> **Instructions for the task**: Drop every picture and give the entries back exactly.

──────── Data supplied ────────

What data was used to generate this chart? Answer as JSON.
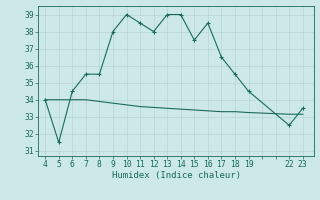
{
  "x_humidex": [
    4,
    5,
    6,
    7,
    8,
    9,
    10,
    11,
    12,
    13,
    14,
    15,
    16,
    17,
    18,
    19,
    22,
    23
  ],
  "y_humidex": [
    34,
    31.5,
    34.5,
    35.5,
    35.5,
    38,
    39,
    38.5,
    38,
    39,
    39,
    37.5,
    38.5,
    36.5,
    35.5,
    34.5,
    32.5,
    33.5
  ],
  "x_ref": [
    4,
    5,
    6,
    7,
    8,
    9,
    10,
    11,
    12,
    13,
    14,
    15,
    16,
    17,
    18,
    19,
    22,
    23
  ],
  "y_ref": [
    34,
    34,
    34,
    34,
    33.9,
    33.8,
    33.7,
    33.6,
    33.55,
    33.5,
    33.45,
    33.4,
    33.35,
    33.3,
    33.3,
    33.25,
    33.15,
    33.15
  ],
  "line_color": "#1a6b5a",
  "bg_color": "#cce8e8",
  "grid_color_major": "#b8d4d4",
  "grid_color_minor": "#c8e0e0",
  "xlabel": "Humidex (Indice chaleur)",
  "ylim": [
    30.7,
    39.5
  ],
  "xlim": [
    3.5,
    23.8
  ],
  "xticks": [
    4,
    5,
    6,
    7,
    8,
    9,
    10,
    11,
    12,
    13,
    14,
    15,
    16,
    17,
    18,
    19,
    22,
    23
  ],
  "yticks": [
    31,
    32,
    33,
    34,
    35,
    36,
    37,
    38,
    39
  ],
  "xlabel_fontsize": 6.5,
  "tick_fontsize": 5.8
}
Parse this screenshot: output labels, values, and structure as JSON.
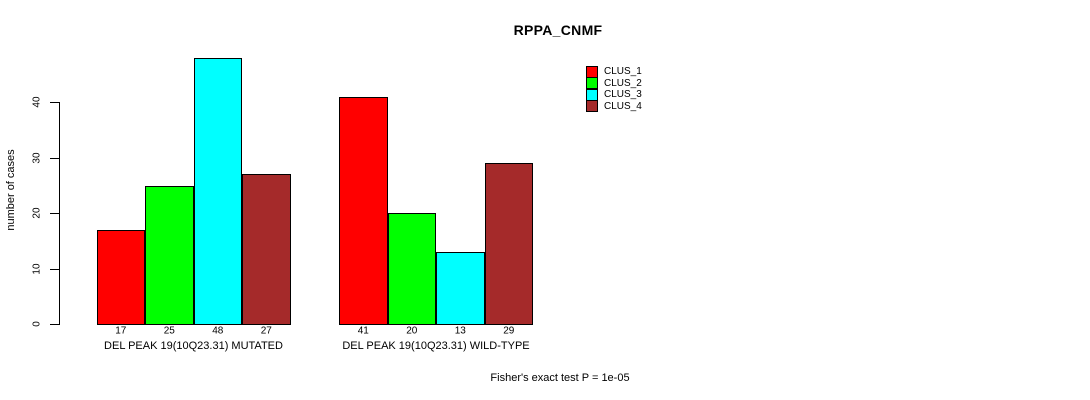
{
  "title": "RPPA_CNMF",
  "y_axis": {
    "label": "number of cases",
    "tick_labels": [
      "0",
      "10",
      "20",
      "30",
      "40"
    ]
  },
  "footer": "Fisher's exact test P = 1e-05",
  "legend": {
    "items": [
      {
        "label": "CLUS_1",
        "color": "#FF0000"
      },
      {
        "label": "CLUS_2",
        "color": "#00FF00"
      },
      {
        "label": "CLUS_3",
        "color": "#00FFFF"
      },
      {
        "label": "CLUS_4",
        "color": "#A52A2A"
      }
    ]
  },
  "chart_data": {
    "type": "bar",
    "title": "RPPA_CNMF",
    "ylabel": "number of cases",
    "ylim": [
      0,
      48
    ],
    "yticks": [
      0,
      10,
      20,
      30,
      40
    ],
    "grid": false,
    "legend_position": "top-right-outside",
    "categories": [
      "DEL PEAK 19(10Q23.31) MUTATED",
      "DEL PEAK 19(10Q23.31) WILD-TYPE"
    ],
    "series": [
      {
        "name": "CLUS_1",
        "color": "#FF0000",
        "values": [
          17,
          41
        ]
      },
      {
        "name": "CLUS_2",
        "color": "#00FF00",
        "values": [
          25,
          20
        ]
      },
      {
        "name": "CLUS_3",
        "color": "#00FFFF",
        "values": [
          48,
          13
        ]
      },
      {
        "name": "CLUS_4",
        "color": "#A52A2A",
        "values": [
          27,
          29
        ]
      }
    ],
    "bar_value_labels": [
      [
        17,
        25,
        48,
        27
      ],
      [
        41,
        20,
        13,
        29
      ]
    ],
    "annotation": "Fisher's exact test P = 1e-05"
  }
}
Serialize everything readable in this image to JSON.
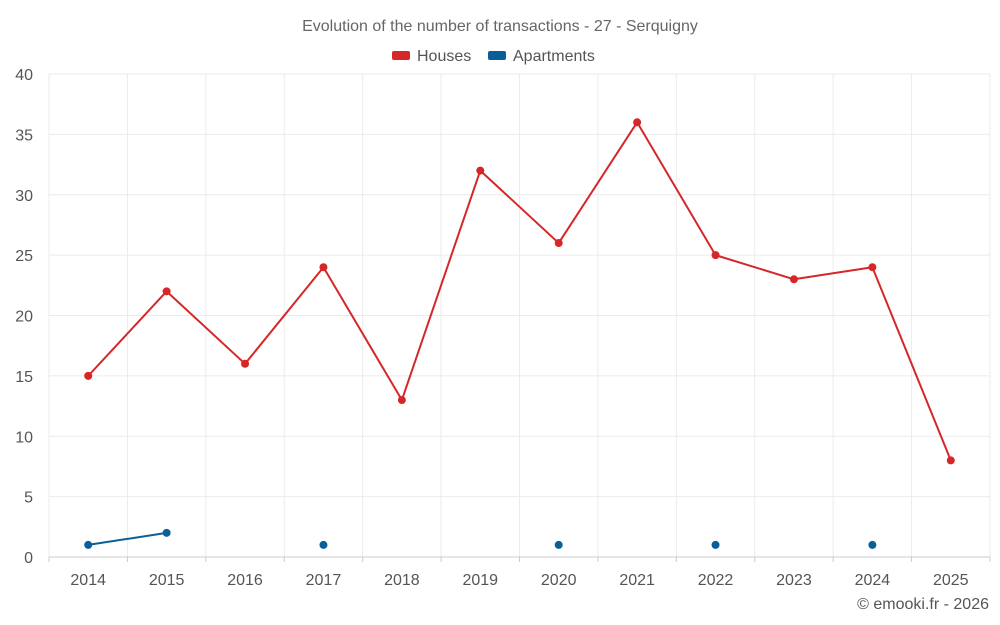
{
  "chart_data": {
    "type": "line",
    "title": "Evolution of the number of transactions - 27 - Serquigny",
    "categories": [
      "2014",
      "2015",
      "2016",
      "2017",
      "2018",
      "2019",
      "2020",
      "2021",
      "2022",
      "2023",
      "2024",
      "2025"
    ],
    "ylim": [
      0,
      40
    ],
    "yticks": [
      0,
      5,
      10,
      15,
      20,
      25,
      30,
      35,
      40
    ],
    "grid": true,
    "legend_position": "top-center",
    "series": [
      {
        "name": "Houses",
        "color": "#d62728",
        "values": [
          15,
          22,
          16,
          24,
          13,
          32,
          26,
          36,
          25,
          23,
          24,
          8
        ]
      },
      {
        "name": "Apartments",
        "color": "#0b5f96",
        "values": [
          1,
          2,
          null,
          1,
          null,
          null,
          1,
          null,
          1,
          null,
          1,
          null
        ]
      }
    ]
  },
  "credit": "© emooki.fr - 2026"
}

────────

> **Final result**:
What data was used to generate this chart? Answer as JSON.
{
  "x_humidex": [
    4,
    5,
    6,
    7,
    8,
    9,
    10,
    11,
    12,
    13,
    14,
    15,
    16,
    17,
    18,
    19,
    22,
    23
  ],
  "y_humidex": [
    34,
    31.5,
    34.5,
    35.5,
    35.5,
    38,
    39,
    38.5,
    38,
    39,
    39,
    37.5,
    38.5,
    36.5,
    35.5,
    34.5,
    32.5,
    33.5
  ],
  "x_ref": [
    4,
    5,
    6,
    7,
    8,
    9,
    10,
    11,
    12,
    13,
    14,
    15,
    16,
    17,
    18,
    19,
    22,
    23
  ],
  "y_ref": [
    34,
    34,
    34,
    34,
    33.9,
    33.8,
    33.7,
    33.6,
    33.55,
    33.5,
    33.45,
    33.4,
    33.35,
    33.3,
    33.3,
    33.25,
    33.15,
    33.15
  ],
  "line_color": "#1a6b5a",
  "bg_color": "#cce8e8",
  "grid_color_major": "#b8d4d4",
  "grid_color_minor": "#c8e0e0",
  "xlabel": "Humidex (Indice chaleur)",
  "ylim": [
    30.7,
    39.5
  ],
  "xlim": [
    3.5,
    23.8
  ],
  "xticks": [
    4,
    5,
    6,
    7,
    8,
    9,
    10,
    11,
    12,
    13,
    14,
    15,
    16,
    17,
    18,
    19,
    22,
    23
  ],
  "yticks": [
    31,
    32,
    33,
    34,
    35,
    36,
    37,
    38,
    39
  ],
  "xlabel_fontsize": 6.5,
  "tick_fontsize": 5.8
}
Parse this screenshot: output labels, values, and structure as JSON.
{
  "title": "RPPA_CNMF",
  "y_axis": {
    "label": "number of cases",
    "tick_labels": [
      "0",
      "10",
      "20",
      "30",
      "40"
    ]
  },
  "footer": "Fisher's exact test P = 1e-05",
  "legend": {
    "items": [
      {
        "label": "CLUS_1",
        "color": "#FF0000"
      },
      {
        "label": "CLUS_2",
        "color": "#00FF00"
      },
      {
        "label": "CLUS_3",
        "color": "#00FFFF"
      },
      {
        "label": "CLUS_4",
        "color": "#A52A2A"
      }
    ]
  },
  "chart_data": {
    "type": "bar",
    "title": "RPPA_CNMF",
    "ylabel": "number of cases",
    "ylim": [
      0,
      48
    ],
    "yticks": [
      0,
      10,
      20,
      30,
      40
    ],
    "grid": false,
    "legend_position": "top-right-outside",
    "categories": [
      "DEL PEAK 19(10Q23.31) MUTATED",
      "DEL PEAK 19(10Q23.31) WILD-TYPE"
    ],
    "series": [
      {
        "name": "CLUS_1",
        "color": "#FF0000",
        "values": [
          17,
          41
        ]
      },
      {
        "name": "CLUS_2",
        "color": "#00FF00",
        "values": [
          25,
          20
        ]
      },
      {
        "name": "CLUS_3",
        "color": "#00FFFF",
        "values": [
          48,
          13
        ]
      },
      {
        "name": "CLUS_4",
        "color": "#A52A2A",
        "values": [
          27,
          29
        ]
      }
    ],
    "bar_value_labels": [
      [
        17,
        25,
        48,
        27
      ],
      [
        41,
        20,
        13,
        29
      ]
    ],
    "annotation": "Fisher's exact test P = 1e-05"
  }
}
Serialize everything readable in this image to JSON.
{
  "chart_data": {
    "type": "line",
    "title": "Evolution of the number of transactions - 27 - Serquigny",
    "categories": [
      "2014",
      "2015",
      "2016",
      "2017",
      "2018",
      "2019",
      "2020",
      "2021",
      "2022",
      "2023",
      "2024",
      "2025"
    ],
    "ylim": [
      0,
      40
    ],
    "yticks": [
      0,
      5,
      10,
      15,
      20,
      25,
      30,
      35,
      40
    ],
    "grid": true,
    "legend_position": "top-center",
    "series": [
      {
        "name": "Houses",
        "color": "#d62728",
        "values": [
          15,
          22,
          16,
          24,
          13,
          32,
          26,
          36,
          25,
          23,
          24,
          8
        ]
      },
      {
        "name": "Apartments",
        "color": "#0b5f96",
        "values": [
          1,
          2,
          null,
          1,
          null,
          null,
          1,
          null,
          1,
          null,
          1,
          null
        ]
      }
    ]
  },
  "credit": "© emooki.fr - 2026"
}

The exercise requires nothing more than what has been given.